Collected data entries:
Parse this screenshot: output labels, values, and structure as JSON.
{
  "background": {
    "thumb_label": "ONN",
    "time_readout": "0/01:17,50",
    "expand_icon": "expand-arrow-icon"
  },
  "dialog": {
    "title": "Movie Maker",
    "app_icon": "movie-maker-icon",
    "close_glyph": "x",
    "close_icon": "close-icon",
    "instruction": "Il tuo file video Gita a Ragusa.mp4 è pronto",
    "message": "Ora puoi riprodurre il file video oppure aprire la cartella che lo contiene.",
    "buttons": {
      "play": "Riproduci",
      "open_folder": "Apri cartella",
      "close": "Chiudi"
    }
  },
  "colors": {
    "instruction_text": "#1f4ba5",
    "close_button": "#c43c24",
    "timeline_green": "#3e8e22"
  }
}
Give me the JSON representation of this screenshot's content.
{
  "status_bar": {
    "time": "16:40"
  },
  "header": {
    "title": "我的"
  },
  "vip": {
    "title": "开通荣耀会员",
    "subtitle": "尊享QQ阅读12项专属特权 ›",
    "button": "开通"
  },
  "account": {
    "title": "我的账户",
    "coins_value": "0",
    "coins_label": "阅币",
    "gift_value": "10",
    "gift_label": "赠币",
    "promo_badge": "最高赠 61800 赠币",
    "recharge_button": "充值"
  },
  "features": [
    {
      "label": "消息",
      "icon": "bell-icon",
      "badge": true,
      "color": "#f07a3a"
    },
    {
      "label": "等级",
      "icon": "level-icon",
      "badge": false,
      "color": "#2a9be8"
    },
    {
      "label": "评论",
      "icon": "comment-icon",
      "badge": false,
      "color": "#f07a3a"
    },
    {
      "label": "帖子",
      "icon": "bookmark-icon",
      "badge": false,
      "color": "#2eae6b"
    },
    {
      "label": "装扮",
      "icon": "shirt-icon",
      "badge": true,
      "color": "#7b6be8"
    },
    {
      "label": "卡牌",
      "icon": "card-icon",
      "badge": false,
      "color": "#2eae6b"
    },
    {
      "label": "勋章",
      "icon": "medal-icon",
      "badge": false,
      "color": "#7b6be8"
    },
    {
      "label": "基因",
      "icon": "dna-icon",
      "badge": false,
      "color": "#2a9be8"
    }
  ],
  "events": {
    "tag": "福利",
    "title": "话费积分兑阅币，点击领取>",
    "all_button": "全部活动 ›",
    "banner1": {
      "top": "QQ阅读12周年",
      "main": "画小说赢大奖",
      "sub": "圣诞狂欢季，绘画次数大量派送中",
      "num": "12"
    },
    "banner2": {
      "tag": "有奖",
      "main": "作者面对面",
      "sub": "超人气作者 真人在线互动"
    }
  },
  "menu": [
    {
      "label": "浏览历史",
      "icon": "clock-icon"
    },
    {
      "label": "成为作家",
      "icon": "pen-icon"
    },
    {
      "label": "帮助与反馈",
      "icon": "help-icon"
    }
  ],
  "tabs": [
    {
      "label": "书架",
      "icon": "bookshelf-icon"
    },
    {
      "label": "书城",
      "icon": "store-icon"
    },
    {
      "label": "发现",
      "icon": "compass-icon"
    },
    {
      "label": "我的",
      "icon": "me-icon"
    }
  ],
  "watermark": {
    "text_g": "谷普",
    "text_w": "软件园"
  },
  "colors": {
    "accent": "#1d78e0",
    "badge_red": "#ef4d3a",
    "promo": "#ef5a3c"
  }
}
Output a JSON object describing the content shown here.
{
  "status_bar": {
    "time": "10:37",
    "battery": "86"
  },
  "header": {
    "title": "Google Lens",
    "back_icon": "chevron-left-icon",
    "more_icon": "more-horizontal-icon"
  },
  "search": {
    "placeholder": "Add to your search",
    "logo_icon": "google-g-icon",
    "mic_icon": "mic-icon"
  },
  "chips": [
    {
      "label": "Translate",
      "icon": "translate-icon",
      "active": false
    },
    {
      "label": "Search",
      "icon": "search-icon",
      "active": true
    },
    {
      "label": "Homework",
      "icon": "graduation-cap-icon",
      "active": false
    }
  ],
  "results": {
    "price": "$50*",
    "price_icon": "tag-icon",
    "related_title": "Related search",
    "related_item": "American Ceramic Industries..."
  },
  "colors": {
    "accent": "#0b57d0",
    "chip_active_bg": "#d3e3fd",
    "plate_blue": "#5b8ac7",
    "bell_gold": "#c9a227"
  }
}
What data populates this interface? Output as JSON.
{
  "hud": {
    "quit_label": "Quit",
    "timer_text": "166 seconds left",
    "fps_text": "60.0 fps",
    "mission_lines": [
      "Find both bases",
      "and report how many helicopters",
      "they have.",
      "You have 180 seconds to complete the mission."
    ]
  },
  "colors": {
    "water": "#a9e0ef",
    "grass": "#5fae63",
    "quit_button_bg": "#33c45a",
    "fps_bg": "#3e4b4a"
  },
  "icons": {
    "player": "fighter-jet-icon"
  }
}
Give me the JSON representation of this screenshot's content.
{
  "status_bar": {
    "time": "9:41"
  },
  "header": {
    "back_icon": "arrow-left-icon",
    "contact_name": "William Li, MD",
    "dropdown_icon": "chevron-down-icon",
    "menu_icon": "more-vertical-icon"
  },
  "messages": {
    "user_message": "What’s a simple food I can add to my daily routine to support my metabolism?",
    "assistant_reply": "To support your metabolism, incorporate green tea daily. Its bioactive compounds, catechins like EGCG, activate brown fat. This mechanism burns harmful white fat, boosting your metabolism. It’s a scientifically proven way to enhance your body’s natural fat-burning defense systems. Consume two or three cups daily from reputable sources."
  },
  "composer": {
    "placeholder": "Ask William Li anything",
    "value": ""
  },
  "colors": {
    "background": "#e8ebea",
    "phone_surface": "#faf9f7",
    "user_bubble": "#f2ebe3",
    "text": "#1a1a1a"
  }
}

● **Your task**
Print the entries exactly. Include every one.

● **Response**
Parse this screenshot: output labels, values, and structure as JSON.
{
  "background": {
    "thumb_label": "ONN",
    "time_readout": "0/01:17,50",
    "expand_icon": "expand-arrow-icon"
  },
  "dialog": {
    "title": "Movie Maker",
    "app_icon": "movie-maker-icon",
    "close_glyph": "x",
    "close_icon": "close-icon",
    "instruction": "Il tuo file video Gita a Ragusa.mp4 è pronto",
    "message": "Ora puoi riprodurre il file video oppure aprire la cartella che lo contiene.",
    "buttons": {
      "play": "Riproduci",
      "open_folder": "Apri cartella",
      "close": "Chiudi"
    }
  },
  "colors": {
    "instruction_text": "#1f4ba5",
    "close_button": "#c43c24",
    "timeline_green": "#3e8e22"
  }
}
Give me the JSON representation of this screenshot's content.
{
  "status_bar": {
    "time": "16:40"
  },
  "header": {
    "title": "我的"
  },
  "vip": {
    "title": "开通荣耀会员",
    "subtitle": "尊享QQ阅读12项专属特权 ›",
    "button": "开通"
  },
  "account": {
    "title": "我的账户",
    "coins_value": "0",
    "coins_label": "阅币",
    "gift_value": "10",
    "gift_label": "赠币",
    "promo_badge": "最高赠 61800 赠币",
    "recharge_button": "充值"
  },
  "features": [
    {
      "label": "消息",
      "icon": "bell-icon",
      "badge": true,
      "color": "#f07a3a"
    },
    {
      "label": "等级",
      "icon": "level-icon",
      "badge": false,
      "color": "#2a9be8"
    },
    {
      "label": "评论",
      "icon": "comment-icon",
      "badge": false,
      "color": "#f07a3a"
    },
    {
      "label": "帖子",
      "icon": "bookmark-icon",
      "badge": false,
      "color": "#2eae6b"
    },
    {
      "label": "装扮",
      "icon": "shirt-icon",
      "badge": true,
      "color": "#7b6be8"
    },
    {
      "label": "卡牌",
      "icon": "card-icon",
      "badge": false,
      "color": "#2eae6b"
    },
    {
      "label": "勋章",
      "icon": "medal-icon",
      "badge": false,
      "color": "#7b6be8"
    },
    {
      "label": "基因",
      "icon": "dna-icon",
      "badge": false,
      "color": "#2a9be8"
    }
  ],
  "events": {
    "tag": "福利",
    "title": "话费积分兑阅币，点击领取>",
    "all_button": "全部活动 ›",
    "banner1": {
      "top": "QQ阅读12周年",
      "main": "画小说赢大奖",
      "sub": "圣诞狂欢季，绘画次数大量派送中",
      "num": "12"
    },
    "banner2": {
      "tag": "有奖",
      "main": "作者面对面",
      "sub": "超人气作者 真人在线互动"
    }
  },
  "menu": [
    {
      "label": "浏览历史",
      "icon": "clock-icon"
    },
    {
      "label": "成为作家",
      "icon": "pen-icon"
    },
    {
      "label": "帮助与反馈",
      "icon": "help-icon"
    }
  ],
  "tabs": [
    {
      "label": "书架",
      "icon": "bookshelf-icon"
    },
    {
      "label": "书城",
      "icon": "store-icon"
    },
    {
      "label": "发现",
      "icon": "compass-icon"
    },
    {
      "label": "我的",
      "icon": "me-icon"
    }
  ],
  "watermark": {
    "text_g": "谷普",
    "text_w": "软件园"
  },
  "colors": {
    "accent": "#1d78e0",
    "badge_red": "#ef4d3a",
    "promo": "#ef5a3c"
  }
}
Output a JSON object describing the content shown here.
{
  "status_bar": {
    "time": "10:37",
    "battery": "86"
  },
  "header": {
    "title": "Google Lens",
    "back_icon": "chevron-left-icon",
    "more_icon": "more-horizontal-icon"
  },
  "search": {
    "placeholder": "Add to your search",
    "logo_icon": "google-g-icon",
    "mic_icon": "mic-icon"
  },
  "chips": [
    {
      "label": "Translate",
      "icon": "translate-icon",
      "active": false
    },
    {
      "label": "Search",
      "icon": "search-icon",
      "active": true
    },
    {
      "label": "Homework",
      "icon": "graduation-cap-icon",
      "active": false
    }
  ],
  "results": {
    "price": "$50*",
    "price_icon": "tag-icon",
    "related_title": "Related search",
    "related_item": "American Ceramic Industries..."
  },
  "colors": {
    "accent": "#0b57d0",
    "chip_active_bg": "#d3e3fd",
    "plate_blue": "#5b8ac7",
    "bell_gold": "#c9a227"
  }
}
What data populates this interface? Output as JSON.
{
  "hud": {
    "quit_label": "Quit",
    "timer_text": "166 seconds left",
    "fps_text": "60.0 fps",
    "mission_lines": [
      "Find both bases",
      "and report how many helicopters",
      "they have.",
      "You have 180 seconds to complete the mission."
    ]
  },
  "colors": {
    "water": "#a9e0ef",
    "grass": "#5fae63",
    "quit_button_bg": "#33c45a",
    "fps_bg": "#3e4b4a"
  },
  "icons": {
    "player": "fighter-jet-icon"
  }
}
Give me the JSON representation of this screenshot's content.
{
  "status_bar": {
    "time": "9:41"
  },
  "header": {
    "back_icon": "arrow-left-icon",
    "contact_name": "William Li, MD",
    "dropdown_icon": "chevron-down-icon",
    "menu_icon": "more-vertical-icon"
  },
  "messages": {
    "user_message": "What’s a simple food I can add to my daily routine to support my metabolism?",
    "assistant_reply": "To support your metabolism, incorporate green tea daily. Its bioactive compounds, catechins like EGCG, activate brown fat. This mechanism burns harmful white fat, boosting your metabolism. It’s a scientifically proven way to enhance your body’s natural fat-burning defense systems. Consume two or three cups daily from reputable sources."
  },
  "composer": {
    "placeholder": "Ask William Li anything",
    "value": ""
  },
  "colors": {
    "background": "#e8ebea",
    "phone_surface": "#faf9f7",
    "user_bubble": "#f2ebe3",
    "text": "#1a1a1a"
  }
}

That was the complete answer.